正文部分:
=-=-=
Hugging Face 下载vLLm使用的模型

前往Hugging Face 寻找自己需要的模型

例如：
下载这个模型 https://huggingface.co/Qwen/Qwen3-VL-4B-Instruct
复制模型名称 Qwen/Qwen3-VL-4B-Instruct

下载模型

使用 huggingface-cli 命令行工具（推荐）

pip install huggingface_hub

登录 Hugging Face（如果是私有模型或需要避免速率限制）公共模型可以不用

huggingface-cli login

然后输入你的 Access Token (https://huggingface.co/settings/tokens)

下载模型：

export HF_ENDPOINT=https://hf-mirror.com
hf download Qwen/Qwen3-VL-4B-Instruct --local-dir Qwen3-VL-4B
普通版本的模型会默认占用90%的显存，可能会出现显存不够的问题，可以选择量化版本的模型进行下载

mac 安装vllm 下载模型流程

#创建虚拟环境
conda create --name vllm_dev python=3.12
#使用环境
conda activate vllm_dev
#安装huggingface_hub
pip install huggingface_hub
#下载模型
export HF_ENDPOINT=https://hf-mirror.com
hf download Qwen/Qwen3-Embedding-0.6B
=-=-=
书面任务 A: 请照抄清单中的行：从清单第一行起，到含有“history-icon [913,75,927,89]”的那一行为止，两端都包括在内。
上面的正文与下面的清单是互不相关的两份材料。

材料:
=-=-=
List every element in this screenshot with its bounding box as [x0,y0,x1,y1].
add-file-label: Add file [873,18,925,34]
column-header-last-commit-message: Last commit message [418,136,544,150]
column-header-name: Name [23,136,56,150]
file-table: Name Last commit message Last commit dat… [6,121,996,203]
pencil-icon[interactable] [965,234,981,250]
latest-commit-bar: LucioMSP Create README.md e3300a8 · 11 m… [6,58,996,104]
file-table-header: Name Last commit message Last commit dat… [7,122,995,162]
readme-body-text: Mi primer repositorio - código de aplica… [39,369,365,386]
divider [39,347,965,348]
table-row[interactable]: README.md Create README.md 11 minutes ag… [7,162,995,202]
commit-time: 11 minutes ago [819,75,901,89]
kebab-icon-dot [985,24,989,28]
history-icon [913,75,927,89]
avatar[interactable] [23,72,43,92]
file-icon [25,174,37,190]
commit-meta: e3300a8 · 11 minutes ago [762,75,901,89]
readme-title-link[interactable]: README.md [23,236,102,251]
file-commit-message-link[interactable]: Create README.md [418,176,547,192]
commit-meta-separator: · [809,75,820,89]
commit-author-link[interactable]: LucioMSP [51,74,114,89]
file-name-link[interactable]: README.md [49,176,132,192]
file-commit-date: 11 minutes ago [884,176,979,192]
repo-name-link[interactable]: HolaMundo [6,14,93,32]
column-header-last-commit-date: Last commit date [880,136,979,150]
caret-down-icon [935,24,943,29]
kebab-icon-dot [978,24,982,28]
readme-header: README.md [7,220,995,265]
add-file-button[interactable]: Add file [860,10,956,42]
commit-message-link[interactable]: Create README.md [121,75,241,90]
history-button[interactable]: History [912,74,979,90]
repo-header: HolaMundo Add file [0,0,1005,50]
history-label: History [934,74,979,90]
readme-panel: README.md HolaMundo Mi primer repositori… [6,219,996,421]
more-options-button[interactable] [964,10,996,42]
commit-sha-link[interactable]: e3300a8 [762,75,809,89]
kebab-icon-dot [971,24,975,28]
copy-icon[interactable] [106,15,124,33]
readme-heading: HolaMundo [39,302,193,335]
=-=-=
书面任务 B: 根据正文，普通版本的模型默认会占用多少显存？

书面作答 A:
List every element in this screenshot with its bounding box as [x0,y0,x1,y1].
add-file-label: Add file [873,18,925,34]
column-header-last-commit-message: Last commit message [418,136,544,150]
column-header-name: Name [23,136,56,150]
file-table: Name Last commit message Last commit dat… [6,121,996,203]
pencil-icon[interactable] [965,234,981,250]
latest-commit-bar: LucioMSP Create README.md e3300a8 · 11 m… [6,58,996,104]
file-table-header: Name Last commit message Last commit dat… [7,122,995,162]
readme-body-text: Mi primer repositorio - código de aplica… [39,369,365,386]
divider [39,347,965,348]
table-row[interactable]: README.md Create README.md 11 minutes ag… [7,162,995,202]
commit-time: 11 minutes ago [819,75,901,89]
kebab-icon-dot [985,24,989,28]
history-icon [913,75,927,89]

书面作答 B: 默认占用90%的显存。